Problem description: Track down every line below that holds "content" and copy it.

[Source data]
···

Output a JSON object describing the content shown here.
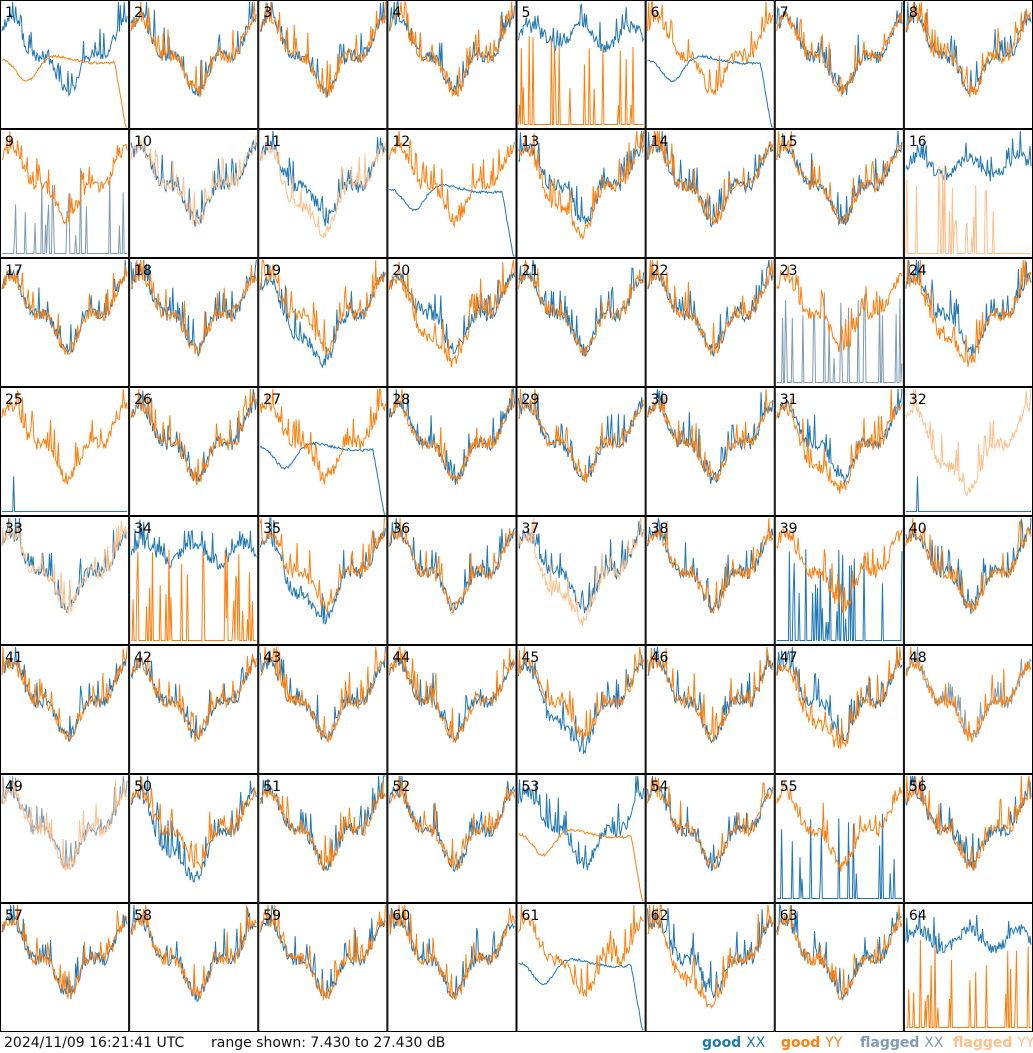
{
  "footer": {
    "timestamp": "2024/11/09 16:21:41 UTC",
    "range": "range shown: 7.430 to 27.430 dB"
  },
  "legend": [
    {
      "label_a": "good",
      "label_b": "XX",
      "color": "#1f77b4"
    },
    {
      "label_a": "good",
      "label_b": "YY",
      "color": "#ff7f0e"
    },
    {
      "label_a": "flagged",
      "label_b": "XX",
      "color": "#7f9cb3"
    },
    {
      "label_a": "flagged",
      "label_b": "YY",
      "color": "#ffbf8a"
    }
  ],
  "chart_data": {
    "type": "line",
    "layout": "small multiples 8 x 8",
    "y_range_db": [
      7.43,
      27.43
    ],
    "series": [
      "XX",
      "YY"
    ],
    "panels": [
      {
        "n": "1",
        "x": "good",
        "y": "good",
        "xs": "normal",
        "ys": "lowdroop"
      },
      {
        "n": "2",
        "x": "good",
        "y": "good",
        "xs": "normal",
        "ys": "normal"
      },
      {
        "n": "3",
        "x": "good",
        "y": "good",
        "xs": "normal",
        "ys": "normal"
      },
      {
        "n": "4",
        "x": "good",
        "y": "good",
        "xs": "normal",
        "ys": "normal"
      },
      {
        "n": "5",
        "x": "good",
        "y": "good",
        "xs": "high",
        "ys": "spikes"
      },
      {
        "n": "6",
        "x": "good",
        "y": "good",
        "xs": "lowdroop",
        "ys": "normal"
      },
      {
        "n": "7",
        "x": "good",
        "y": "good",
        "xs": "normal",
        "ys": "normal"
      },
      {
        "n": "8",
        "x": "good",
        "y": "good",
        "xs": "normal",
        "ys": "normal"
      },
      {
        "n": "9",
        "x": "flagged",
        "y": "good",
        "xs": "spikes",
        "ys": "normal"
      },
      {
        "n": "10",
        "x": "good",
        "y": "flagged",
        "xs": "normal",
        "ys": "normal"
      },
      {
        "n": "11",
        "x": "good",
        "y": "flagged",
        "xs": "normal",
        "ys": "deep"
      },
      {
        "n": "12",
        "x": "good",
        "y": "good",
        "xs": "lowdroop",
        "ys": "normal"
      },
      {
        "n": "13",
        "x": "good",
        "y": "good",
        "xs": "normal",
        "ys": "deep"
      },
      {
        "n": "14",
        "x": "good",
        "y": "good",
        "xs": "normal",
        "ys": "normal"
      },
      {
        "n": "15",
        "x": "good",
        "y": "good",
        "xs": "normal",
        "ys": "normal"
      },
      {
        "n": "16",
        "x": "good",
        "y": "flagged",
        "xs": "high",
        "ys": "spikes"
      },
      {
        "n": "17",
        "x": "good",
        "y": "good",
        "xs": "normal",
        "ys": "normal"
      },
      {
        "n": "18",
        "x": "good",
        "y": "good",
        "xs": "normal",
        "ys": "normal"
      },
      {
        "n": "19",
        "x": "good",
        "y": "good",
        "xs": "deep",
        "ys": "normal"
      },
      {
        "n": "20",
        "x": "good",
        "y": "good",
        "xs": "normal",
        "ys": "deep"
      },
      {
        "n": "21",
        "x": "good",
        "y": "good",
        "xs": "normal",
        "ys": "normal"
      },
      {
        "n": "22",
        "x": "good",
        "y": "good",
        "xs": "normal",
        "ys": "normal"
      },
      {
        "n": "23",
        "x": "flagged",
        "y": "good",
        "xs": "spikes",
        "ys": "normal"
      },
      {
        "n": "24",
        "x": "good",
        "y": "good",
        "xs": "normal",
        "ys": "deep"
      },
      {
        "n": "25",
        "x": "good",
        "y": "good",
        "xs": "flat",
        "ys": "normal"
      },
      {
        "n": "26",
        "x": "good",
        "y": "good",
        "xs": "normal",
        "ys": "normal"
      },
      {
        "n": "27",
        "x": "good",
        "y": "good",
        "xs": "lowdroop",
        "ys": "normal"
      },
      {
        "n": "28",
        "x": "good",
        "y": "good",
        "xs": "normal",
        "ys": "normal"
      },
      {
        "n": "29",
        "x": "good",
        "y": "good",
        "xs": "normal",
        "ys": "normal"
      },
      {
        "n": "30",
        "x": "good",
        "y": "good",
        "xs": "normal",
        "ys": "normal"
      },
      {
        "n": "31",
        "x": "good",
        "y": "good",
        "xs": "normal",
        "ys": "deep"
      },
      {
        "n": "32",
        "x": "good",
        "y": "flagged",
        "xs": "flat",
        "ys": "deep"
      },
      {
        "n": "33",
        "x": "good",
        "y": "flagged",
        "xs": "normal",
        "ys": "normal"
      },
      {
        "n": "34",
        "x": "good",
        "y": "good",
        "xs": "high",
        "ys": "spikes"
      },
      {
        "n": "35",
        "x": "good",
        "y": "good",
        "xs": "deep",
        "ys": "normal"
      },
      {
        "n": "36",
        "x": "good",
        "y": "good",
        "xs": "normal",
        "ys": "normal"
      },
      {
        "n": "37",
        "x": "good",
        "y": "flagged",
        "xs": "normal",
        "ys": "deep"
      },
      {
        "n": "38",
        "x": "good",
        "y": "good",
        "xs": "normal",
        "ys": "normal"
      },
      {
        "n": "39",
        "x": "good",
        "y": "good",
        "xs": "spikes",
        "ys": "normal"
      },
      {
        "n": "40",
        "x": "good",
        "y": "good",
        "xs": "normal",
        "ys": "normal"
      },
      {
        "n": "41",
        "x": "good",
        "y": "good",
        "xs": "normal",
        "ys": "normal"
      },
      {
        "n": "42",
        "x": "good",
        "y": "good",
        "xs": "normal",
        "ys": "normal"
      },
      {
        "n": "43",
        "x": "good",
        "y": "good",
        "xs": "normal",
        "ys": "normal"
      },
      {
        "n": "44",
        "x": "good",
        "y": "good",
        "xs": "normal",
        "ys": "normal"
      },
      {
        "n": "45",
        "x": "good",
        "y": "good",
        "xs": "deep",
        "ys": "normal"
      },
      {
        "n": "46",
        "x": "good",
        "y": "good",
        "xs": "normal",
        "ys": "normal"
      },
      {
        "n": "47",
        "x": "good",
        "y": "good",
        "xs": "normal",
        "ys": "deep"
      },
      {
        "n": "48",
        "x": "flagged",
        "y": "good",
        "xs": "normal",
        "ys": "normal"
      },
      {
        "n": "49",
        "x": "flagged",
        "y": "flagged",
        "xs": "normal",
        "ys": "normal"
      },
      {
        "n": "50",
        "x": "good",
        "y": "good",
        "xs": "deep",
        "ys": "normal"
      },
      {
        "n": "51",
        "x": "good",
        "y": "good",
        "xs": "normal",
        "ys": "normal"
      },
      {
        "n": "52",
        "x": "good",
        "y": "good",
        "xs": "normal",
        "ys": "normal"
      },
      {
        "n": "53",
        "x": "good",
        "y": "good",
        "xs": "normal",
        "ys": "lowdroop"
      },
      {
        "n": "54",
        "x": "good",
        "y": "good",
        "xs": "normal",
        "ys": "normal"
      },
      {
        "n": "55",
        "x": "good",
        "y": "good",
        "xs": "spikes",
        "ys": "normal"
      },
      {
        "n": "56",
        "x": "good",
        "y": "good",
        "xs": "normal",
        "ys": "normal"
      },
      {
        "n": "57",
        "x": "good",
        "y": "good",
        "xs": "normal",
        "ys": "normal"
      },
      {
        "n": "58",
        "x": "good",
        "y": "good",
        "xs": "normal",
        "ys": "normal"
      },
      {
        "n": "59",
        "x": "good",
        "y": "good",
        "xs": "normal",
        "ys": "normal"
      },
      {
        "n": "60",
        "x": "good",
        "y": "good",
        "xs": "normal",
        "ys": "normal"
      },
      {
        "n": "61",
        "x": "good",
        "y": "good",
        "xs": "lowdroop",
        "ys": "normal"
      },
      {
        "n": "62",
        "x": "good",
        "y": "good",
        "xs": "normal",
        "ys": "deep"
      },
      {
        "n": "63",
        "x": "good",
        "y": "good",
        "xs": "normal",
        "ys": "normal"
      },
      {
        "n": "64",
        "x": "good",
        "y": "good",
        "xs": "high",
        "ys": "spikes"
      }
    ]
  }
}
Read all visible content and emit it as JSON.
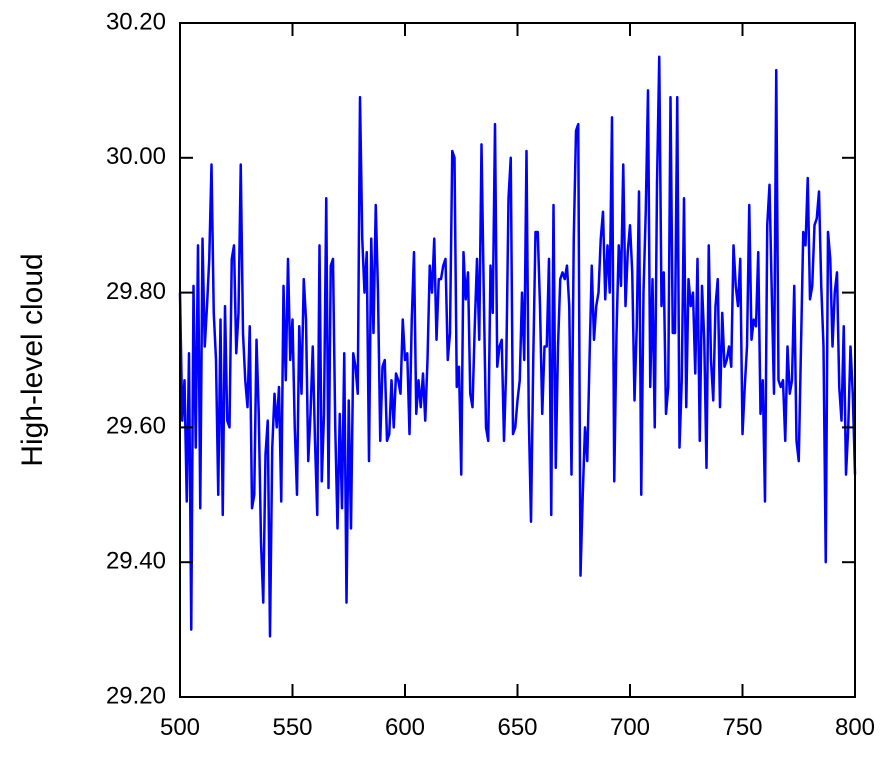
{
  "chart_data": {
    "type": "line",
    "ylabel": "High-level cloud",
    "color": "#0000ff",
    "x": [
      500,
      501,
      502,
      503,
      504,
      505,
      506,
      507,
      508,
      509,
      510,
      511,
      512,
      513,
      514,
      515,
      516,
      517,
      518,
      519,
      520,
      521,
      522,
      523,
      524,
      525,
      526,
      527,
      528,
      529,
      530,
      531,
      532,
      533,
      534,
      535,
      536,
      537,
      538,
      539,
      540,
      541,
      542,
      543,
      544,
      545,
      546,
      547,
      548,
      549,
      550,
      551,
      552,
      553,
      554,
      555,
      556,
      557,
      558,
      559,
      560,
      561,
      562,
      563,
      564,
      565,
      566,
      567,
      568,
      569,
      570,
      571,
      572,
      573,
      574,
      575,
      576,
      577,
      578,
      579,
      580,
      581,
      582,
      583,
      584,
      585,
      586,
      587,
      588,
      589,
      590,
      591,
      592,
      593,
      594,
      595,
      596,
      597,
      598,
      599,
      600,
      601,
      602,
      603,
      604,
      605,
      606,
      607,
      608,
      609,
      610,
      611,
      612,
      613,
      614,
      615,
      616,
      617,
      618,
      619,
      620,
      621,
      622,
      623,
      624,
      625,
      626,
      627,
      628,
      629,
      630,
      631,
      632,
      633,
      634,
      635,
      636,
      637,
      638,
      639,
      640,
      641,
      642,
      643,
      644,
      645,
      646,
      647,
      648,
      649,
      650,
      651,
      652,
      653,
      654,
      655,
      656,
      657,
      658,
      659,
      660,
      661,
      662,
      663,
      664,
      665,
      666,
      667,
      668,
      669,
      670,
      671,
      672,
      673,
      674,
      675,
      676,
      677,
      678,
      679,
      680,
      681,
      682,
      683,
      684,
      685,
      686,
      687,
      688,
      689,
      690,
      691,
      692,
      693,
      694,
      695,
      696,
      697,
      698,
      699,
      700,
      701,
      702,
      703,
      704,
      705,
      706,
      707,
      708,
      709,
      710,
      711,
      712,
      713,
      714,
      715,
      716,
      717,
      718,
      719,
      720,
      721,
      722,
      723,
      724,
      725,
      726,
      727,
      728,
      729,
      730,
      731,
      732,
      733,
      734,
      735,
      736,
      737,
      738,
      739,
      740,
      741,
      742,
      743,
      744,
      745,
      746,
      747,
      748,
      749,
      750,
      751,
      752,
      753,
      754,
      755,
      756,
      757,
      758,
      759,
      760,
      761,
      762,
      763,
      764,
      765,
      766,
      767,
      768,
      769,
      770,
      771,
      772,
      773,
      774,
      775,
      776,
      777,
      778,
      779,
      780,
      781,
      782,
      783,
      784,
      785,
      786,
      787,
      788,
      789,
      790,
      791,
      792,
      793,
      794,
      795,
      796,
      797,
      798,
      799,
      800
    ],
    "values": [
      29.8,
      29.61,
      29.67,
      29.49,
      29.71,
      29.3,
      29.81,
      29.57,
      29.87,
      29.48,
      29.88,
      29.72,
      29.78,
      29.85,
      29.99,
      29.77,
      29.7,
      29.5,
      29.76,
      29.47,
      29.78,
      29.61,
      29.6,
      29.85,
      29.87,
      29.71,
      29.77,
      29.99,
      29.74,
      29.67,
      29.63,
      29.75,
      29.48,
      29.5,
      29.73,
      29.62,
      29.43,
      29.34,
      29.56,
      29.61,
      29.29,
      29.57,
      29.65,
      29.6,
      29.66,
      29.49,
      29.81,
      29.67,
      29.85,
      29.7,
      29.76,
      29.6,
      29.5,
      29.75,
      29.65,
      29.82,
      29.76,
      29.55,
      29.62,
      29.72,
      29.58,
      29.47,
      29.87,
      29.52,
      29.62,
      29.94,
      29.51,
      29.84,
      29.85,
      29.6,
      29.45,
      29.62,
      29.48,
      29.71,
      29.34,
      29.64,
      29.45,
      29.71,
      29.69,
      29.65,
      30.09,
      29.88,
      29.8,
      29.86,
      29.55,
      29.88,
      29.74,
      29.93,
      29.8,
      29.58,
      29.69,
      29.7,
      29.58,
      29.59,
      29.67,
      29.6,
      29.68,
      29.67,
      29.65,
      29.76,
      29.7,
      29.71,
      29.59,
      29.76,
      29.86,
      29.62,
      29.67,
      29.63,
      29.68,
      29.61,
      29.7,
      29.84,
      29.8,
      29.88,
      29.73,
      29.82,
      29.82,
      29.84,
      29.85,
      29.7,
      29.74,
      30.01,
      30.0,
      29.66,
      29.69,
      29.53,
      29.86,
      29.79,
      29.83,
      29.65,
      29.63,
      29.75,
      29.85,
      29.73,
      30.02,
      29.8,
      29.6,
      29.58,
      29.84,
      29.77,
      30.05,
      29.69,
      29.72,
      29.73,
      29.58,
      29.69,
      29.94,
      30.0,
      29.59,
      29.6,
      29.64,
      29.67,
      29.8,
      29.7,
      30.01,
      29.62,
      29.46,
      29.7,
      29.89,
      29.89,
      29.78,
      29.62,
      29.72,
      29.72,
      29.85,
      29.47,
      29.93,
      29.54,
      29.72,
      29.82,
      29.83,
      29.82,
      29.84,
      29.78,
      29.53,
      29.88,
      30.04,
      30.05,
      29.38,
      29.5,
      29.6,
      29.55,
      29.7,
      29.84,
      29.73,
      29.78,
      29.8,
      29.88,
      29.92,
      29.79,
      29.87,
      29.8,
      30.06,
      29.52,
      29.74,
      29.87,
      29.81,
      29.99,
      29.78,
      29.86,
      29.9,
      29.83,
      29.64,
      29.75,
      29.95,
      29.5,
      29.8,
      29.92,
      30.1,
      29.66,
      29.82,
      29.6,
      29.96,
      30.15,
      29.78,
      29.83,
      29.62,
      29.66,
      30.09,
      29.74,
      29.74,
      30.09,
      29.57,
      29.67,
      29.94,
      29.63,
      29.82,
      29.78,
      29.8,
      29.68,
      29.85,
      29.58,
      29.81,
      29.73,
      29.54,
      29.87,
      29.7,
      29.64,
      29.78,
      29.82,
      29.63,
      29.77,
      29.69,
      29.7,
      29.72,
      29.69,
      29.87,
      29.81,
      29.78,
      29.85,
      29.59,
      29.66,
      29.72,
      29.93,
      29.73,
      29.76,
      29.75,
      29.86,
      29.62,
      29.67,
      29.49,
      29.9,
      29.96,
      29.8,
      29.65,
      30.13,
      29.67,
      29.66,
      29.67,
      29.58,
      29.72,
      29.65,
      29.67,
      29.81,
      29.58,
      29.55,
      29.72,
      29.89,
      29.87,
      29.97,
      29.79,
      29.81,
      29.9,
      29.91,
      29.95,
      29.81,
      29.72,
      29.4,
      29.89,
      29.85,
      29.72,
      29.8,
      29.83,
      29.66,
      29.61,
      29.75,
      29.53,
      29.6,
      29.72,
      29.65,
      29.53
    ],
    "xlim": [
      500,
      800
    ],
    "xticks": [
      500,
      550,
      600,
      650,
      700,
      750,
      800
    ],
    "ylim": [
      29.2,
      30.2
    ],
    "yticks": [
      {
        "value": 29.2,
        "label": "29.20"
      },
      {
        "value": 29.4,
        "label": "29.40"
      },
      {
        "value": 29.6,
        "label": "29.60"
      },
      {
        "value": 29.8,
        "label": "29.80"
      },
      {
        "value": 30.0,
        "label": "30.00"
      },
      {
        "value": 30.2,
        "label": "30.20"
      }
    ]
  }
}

···

Solution to this task:
Output a JSON object describing the content shown here.
Read all visible content and emit it as JSON.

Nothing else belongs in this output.